Exercise:
Extract every line that includes the string "outcome".

Data in this exercise:
⟨

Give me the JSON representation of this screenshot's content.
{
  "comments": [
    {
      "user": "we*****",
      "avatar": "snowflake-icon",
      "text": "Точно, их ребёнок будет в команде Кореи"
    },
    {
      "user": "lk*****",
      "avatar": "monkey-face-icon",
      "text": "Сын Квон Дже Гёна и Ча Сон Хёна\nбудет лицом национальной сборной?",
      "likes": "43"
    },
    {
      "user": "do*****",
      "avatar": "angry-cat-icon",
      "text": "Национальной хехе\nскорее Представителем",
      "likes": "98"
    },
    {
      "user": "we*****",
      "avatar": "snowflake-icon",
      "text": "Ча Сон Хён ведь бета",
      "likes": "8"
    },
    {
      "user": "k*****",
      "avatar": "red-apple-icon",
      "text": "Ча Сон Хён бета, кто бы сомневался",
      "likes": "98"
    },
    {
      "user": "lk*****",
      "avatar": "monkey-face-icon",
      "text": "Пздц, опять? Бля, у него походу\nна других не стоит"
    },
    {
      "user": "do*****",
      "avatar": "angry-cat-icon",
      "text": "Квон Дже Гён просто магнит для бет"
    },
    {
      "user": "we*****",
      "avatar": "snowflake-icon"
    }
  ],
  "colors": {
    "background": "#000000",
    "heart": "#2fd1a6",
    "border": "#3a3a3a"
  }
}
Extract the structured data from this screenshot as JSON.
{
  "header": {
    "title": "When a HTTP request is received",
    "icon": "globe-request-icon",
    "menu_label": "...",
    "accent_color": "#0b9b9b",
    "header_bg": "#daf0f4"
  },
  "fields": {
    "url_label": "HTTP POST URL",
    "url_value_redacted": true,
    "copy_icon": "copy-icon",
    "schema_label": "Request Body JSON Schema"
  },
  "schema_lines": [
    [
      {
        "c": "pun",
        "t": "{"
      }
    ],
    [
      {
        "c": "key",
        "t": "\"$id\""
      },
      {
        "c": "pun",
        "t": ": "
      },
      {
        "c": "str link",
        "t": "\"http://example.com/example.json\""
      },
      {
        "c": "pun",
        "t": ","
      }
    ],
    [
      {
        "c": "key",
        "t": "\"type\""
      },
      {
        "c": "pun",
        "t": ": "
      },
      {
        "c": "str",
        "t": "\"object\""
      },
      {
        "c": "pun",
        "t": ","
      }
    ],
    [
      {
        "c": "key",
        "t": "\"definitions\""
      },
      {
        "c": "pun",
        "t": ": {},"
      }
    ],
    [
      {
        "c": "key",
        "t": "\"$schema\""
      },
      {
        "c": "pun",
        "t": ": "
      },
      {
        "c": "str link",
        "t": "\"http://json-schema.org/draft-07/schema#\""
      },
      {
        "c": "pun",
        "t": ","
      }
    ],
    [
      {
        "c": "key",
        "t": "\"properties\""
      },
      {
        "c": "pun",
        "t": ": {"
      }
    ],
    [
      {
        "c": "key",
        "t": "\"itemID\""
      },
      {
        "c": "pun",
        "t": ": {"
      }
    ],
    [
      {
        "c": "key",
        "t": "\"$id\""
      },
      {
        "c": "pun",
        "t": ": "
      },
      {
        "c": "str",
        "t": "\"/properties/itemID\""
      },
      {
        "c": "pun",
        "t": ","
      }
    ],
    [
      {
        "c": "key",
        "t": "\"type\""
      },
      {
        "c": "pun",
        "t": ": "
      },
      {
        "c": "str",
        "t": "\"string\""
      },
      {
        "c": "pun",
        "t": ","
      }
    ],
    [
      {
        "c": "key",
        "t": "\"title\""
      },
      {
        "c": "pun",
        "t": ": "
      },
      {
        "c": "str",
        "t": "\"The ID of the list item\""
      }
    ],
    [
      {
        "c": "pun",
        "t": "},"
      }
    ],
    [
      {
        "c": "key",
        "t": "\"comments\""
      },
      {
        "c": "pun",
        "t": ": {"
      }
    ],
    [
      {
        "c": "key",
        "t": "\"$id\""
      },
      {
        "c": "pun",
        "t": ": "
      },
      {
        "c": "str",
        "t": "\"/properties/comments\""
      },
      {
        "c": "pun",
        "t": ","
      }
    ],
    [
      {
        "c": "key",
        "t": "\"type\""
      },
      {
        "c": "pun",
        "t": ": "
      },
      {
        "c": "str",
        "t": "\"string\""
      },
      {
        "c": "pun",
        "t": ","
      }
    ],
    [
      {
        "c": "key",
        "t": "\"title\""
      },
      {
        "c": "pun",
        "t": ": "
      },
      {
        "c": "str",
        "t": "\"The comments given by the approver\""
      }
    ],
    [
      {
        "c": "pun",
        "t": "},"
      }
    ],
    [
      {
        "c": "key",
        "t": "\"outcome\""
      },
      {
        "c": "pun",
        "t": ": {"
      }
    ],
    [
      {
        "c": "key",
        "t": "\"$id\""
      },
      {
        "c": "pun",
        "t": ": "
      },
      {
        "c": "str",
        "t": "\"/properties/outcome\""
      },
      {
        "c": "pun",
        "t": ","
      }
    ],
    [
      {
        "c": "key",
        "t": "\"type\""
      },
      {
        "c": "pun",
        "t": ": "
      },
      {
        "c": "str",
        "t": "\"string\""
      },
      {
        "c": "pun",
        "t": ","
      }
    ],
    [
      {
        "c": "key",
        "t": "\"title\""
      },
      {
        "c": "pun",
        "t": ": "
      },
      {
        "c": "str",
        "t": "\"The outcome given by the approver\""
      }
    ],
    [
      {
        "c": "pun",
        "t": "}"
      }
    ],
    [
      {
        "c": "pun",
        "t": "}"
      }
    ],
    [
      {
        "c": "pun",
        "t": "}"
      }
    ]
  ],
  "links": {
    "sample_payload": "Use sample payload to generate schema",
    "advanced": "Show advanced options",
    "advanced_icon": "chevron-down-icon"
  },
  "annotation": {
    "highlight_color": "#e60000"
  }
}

⟩

Exercise response:
        "t": "\"outcome\""
        "t": "\"/properties/outcome\""
        "t": "\"The outcome given by the approver\""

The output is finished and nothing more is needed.